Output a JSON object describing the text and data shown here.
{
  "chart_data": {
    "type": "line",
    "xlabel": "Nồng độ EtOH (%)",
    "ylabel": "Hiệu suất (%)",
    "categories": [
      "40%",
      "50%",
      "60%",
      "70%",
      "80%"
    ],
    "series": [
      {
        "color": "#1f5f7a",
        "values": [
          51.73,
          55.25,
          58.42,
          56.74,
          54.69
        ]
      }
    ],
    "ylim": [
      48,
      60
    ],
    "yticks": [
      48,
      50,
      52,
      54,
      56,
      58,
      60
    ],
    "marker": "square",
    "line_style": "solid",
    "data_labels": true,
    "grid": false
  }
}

---

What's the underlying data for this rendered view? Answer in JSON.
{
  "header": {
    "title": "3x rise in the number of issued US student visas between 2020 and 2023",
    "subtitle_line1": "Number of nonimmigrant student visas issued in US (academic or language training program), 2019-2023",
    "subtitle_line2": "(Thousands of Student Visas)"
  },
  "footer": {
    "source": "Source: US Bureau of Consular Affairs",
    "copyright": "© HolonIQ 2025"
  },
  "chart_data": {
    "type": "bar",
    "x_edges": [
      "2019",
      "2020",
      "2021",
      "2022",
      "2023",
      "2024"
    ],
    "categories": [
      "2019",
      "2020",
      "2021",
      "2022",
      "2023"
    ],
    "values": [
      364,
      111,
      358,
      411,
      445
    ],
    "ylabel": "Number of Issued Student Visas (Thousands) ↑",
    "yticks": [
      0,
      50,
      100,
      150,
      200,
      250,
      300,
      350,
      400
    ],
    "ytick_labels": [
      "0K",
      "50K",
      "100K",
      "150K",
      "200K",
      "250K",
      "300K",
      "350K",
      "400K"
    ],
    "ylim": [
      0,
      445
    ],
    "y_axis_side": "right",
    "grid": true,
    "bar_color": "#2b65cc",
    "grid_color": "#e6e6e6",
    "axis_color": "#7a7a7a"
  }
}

==

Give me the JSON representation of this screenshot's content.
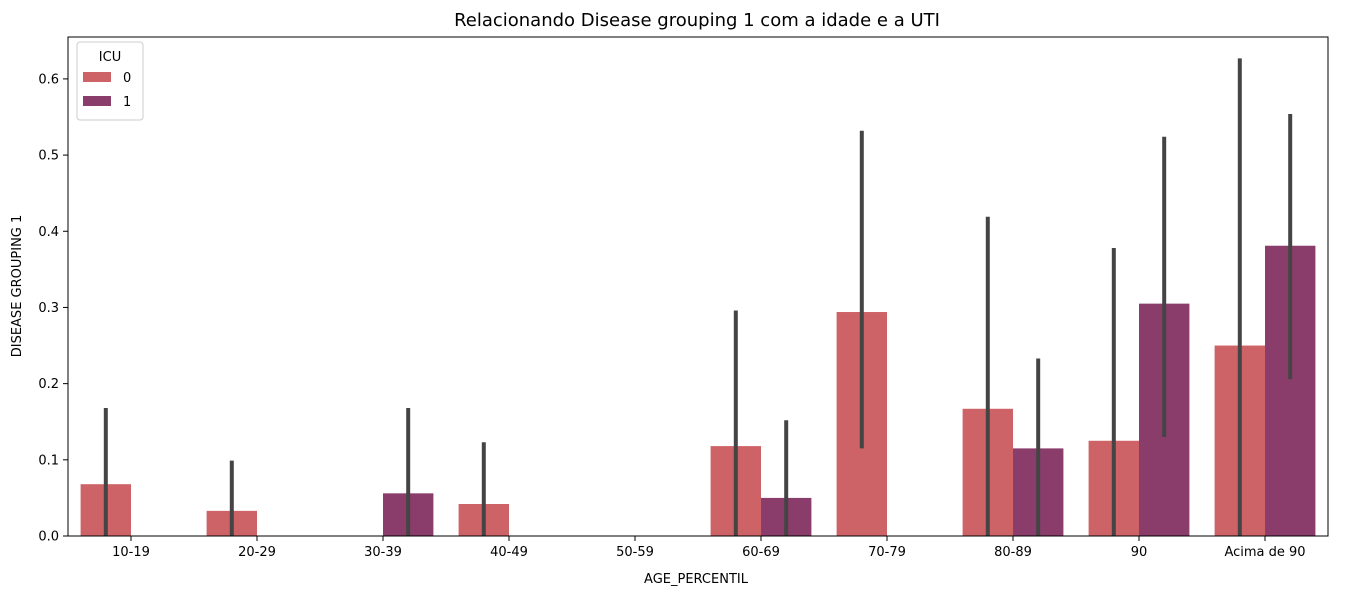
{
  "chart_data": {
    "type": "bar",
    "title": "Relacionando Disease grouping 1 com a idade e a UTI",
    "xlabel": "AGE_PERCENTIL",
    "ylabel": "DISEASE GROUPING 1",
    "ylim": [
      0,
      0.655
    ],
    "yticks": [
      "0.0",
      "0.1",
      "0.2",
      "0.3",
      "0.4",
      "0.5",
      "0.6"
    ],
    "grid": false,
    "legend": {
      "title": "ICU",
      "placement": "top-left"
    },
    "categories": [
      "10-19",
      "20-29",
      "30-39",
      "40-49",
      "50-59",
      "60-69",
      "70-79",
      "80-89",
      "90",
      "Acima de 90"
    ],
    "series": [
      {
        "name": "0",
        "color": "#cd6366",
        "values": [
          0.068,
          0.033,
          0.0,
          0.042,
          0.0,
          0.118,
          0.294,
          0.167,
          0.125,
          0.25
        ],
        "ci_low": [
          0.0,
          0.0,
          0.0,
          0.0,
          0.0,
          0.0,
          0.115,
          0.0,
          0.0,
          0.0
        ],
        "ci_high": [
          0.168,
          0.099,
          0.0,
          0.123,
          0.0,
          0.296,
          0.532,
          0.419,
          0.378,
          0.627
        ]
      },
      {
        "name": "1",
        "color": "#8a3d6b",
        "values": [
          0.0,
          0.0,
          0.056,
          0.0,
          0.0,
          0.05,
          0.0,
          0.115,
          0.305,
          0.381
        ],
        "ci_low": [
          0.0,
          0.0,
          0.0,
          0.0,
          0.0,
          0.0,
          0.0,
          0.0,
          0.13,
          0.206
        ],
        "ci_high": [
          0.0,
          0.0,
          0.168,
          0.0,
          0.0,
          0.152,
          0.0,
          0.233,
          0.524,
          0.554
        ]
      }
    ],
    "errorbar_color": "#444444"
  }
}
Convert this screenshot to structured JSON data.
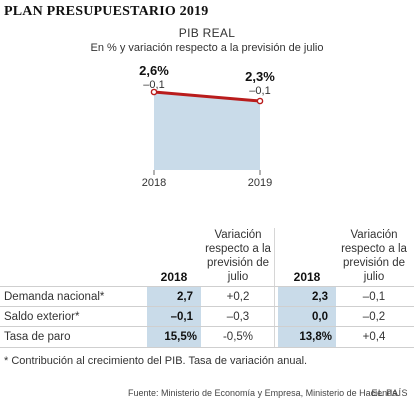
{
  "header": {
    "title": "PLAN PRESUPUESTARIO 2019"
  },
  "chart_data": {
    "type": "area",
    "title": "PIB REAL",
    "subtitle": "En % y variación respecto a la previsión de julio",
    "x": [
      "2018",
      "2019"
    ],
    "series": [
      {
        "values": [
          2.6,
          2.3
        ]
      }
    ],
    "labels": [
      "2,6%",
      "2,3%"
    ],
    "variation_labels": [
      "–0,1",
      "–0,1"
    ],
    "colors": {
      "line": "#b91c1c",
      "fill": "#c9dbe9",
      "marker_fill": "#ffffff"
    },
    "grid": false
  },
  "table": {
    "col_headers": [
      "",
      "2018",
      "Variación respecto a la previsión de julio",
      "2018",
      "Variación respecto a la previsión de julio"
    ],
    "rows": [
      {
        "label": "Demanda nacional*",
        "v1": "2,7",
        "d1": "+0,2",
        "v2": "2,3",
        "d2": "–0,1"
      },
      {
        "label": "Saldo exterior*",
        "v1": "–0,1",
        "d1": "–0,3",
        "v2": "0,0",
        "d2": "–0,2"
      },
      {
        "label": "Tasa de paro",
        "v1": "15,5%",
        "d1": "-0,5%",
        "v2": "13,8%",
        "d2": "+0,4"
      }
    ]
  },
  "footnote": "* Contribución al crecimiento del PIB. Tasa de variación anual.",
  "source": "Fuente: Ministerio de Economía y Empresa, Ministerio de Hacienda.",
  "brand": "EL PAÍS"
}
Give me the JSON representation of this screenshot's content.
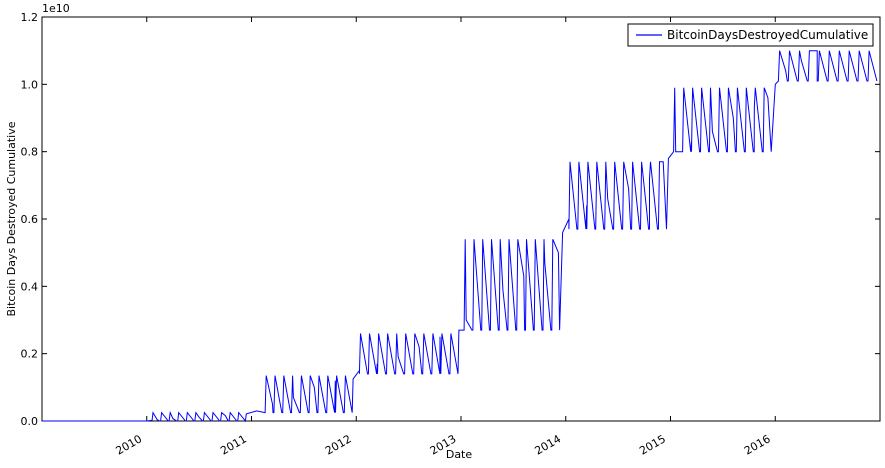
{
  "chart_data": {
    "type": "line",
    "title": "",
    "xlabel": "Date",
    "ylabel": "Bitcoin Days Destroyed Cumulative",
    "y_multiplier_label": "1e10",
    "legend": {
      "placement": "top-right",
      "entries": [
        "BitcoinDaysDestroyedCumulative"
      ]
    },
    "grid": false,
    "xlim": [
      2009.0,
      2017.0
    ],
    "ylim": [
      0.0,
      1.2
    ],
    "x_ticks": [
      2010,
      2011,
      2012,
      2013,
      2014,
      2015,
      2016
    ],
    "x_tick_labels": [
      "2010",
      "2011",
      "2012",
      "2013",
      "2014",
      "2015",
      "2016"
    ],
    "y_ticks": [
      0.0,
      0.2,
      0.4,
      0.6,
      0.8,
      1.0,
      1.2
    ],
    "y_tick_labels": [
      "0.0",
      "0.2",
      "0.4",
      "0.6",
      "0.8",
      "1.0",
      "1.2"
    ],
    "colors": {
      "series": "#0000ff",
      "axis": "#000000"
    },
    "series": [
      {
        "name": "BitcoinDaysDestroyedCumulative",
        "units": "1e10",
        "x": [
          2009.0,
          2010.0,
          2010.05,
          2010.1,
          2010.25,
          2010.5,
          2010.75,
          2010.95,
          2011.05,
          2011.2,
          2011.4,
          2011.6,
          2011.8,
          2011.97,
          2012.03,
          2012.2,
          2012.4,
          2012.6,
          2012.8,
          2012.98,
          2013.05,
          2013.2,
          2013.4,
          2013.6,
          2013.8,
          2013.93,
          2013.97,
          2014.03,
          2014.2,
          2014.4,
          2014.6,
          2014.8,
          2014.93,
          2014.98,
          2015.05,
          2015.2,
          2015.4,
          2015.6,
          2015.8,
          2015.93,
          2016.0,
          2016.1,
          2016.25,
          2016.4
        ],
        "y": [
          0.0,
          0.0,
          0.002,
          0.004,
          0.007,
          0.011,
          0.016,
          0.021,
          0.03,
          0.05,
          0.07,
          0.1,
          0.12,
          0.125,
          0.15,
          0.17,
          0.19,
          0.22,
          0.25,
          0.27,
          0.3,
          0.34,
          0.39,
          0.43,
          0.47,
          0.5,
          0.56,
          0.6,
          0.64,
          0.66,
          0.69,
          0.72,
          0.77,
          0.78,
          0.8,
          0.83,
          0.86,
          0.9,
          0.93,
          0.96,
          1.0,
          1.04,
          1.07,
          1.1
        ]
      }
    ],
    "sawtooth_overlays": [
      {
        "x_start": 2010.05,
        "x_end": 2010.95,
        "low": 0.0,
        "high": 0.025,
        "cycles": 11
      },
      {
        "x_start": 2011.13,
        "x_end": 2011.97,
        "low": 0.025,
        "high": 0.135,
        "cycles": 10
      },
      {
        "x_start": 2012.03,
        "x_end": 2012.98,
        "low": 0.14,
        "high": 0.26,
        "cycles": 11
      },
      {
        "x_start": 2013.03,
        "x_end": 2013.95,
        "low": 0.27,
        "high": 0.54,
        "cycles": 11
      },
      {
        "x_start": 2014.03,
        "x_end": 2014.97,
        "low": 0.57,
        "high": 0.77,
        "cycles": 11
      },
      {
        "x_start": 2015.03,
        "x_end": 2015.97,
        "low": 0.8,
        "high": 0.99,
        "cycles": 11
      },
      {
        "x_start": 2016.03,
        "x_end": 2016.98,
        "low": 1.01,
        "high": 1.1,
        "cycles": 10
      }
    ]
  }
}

TASK GOAL: Filter the records, keeping only lines that contain "Thousands", and show those lines.

TASK SOLUTION:
    "subtitle_line2": "(Thousands of Student Visas)"
    "ylabel": "Number of Issued Student Visas (Thousands) ↑",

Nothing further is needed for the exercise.